● **WHAT YOU NEED TO DO**
Copy out all the lines in the records that include the word "dudas".

[Saved entries]
━━━━━━━━━━━━━━━━

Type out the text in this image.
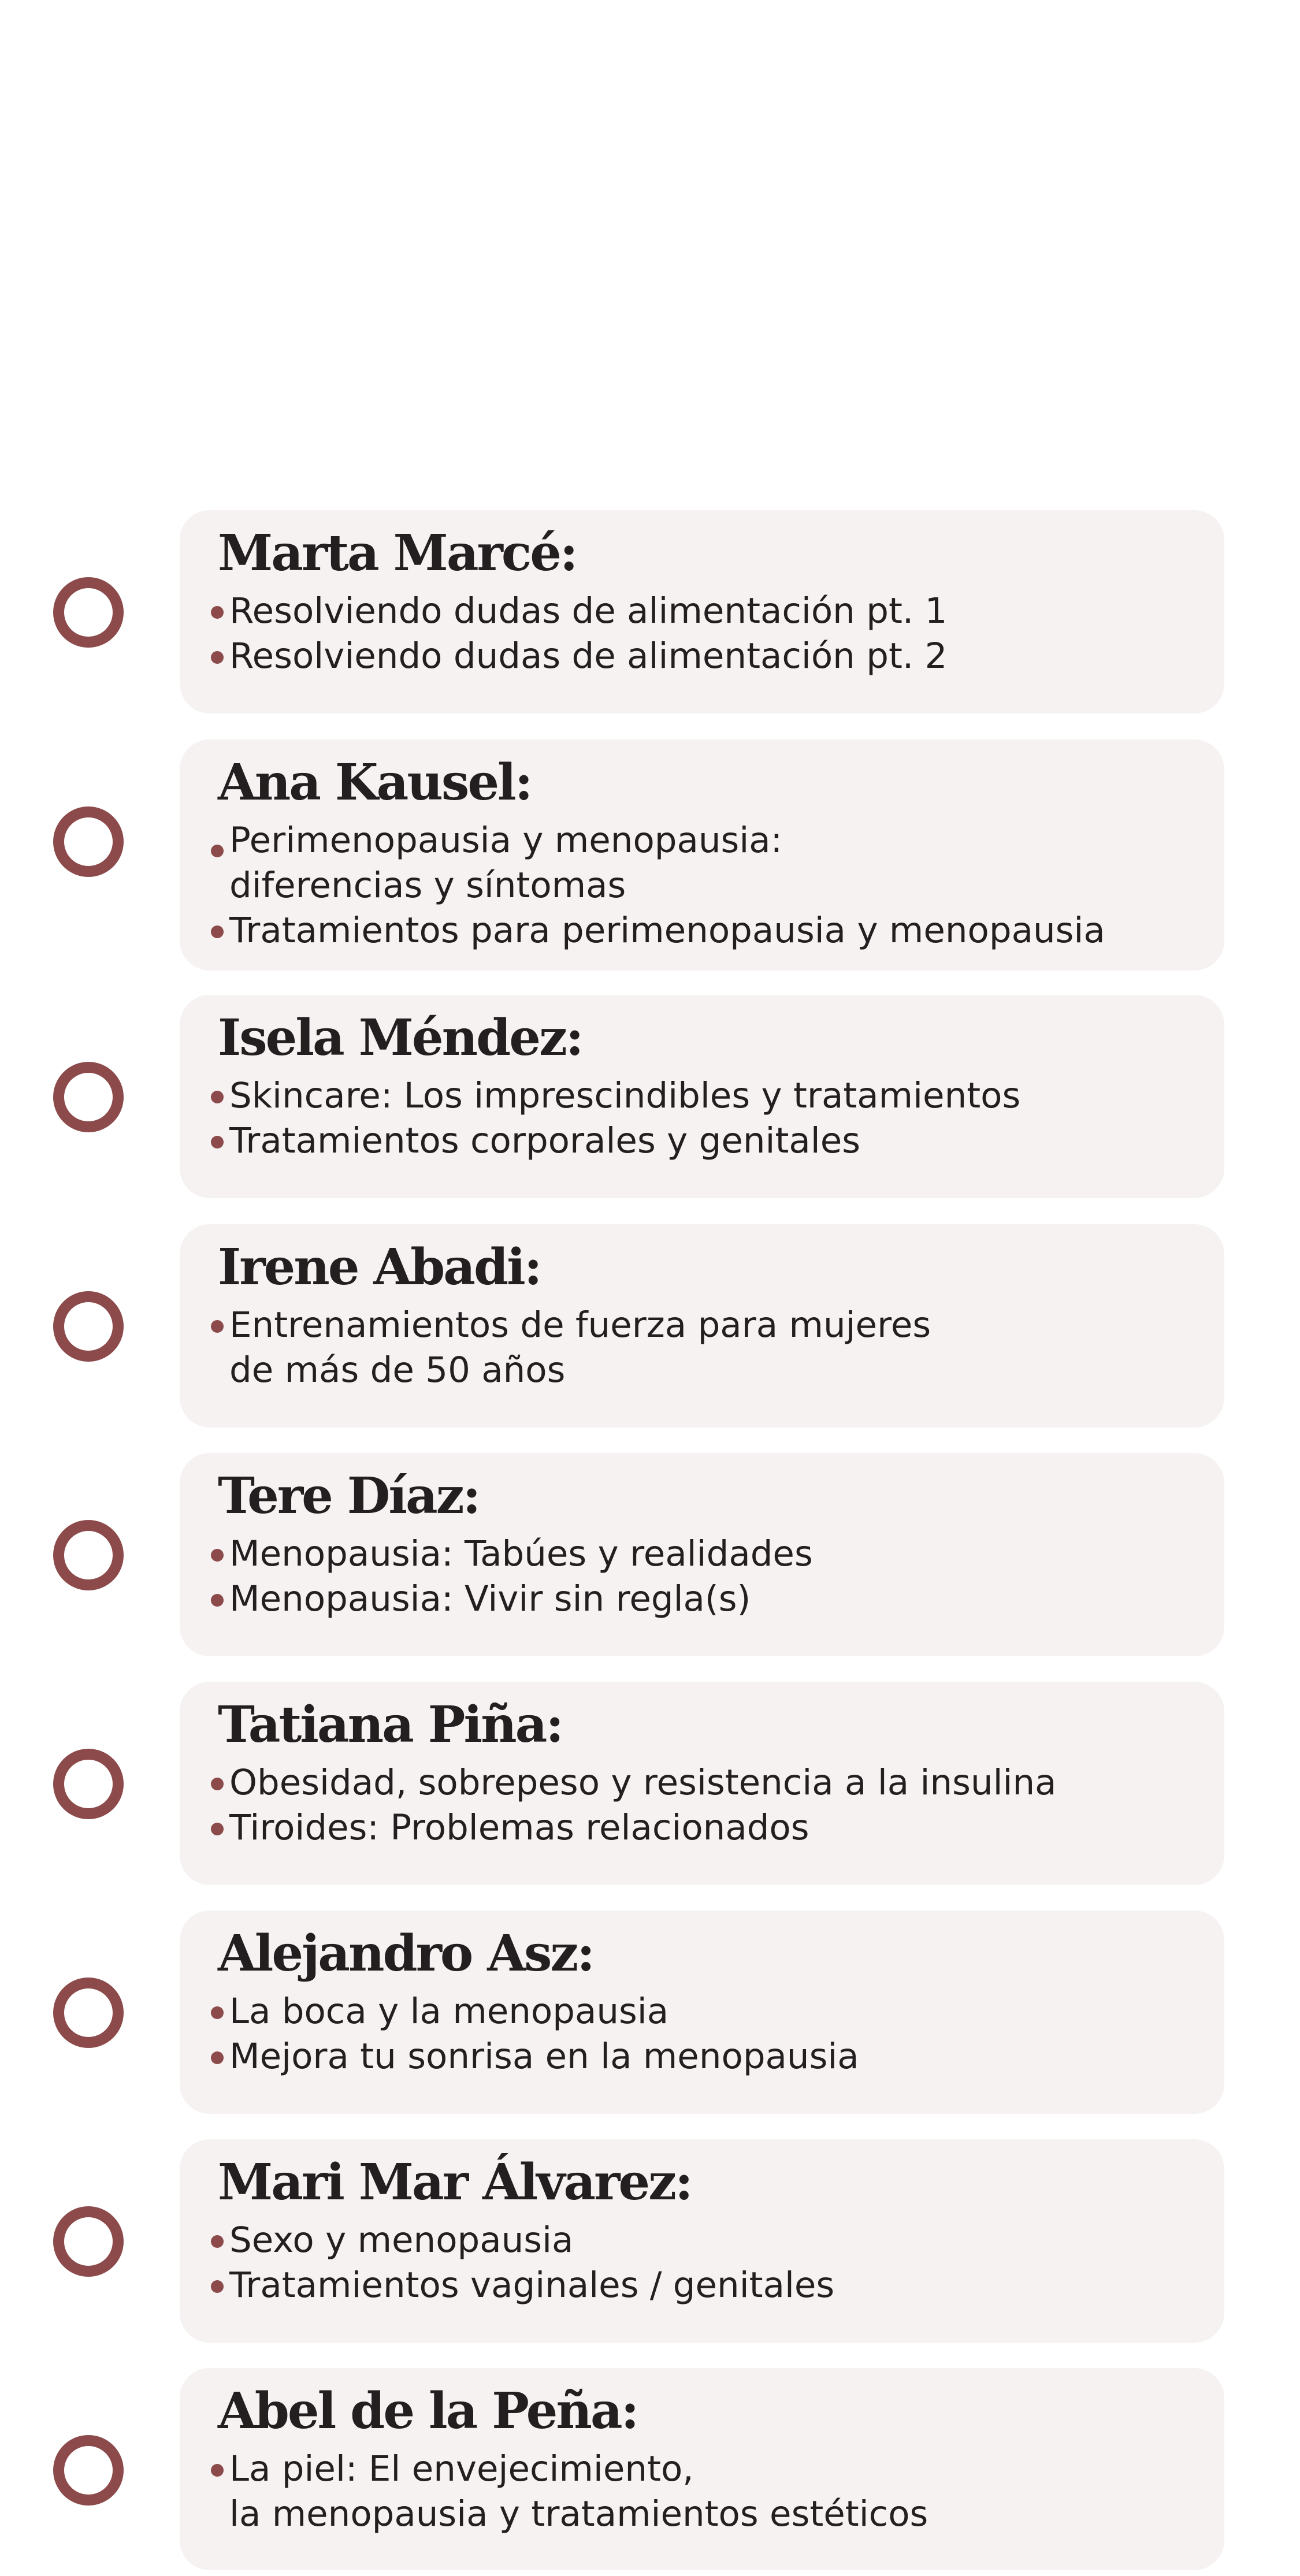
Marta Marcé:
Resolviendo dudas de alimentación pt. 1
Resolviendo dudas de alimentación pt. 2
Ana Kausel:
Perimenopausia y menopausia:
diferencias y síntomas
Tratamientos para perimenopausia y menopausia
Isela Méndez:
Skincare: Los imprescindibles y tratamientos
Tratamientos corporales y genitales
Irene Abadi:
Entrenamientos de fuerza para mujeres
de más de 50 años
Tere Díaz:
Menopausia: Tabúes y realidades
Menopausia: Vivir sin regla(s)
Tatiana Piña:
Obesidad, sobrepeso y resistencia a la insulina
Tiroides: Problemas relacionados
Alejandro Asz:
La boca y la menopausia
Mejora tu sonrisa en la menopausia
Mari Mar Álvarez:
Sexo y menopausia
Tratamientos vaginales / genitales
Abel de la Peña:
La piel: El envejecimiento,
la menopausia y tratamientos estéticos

━━━━━━━━━━━━━━━━

● **TASK SOLUTION**
Resolviendo dudas de alimentación pt. 1
Resolviendo dudas de alimentación pt. 2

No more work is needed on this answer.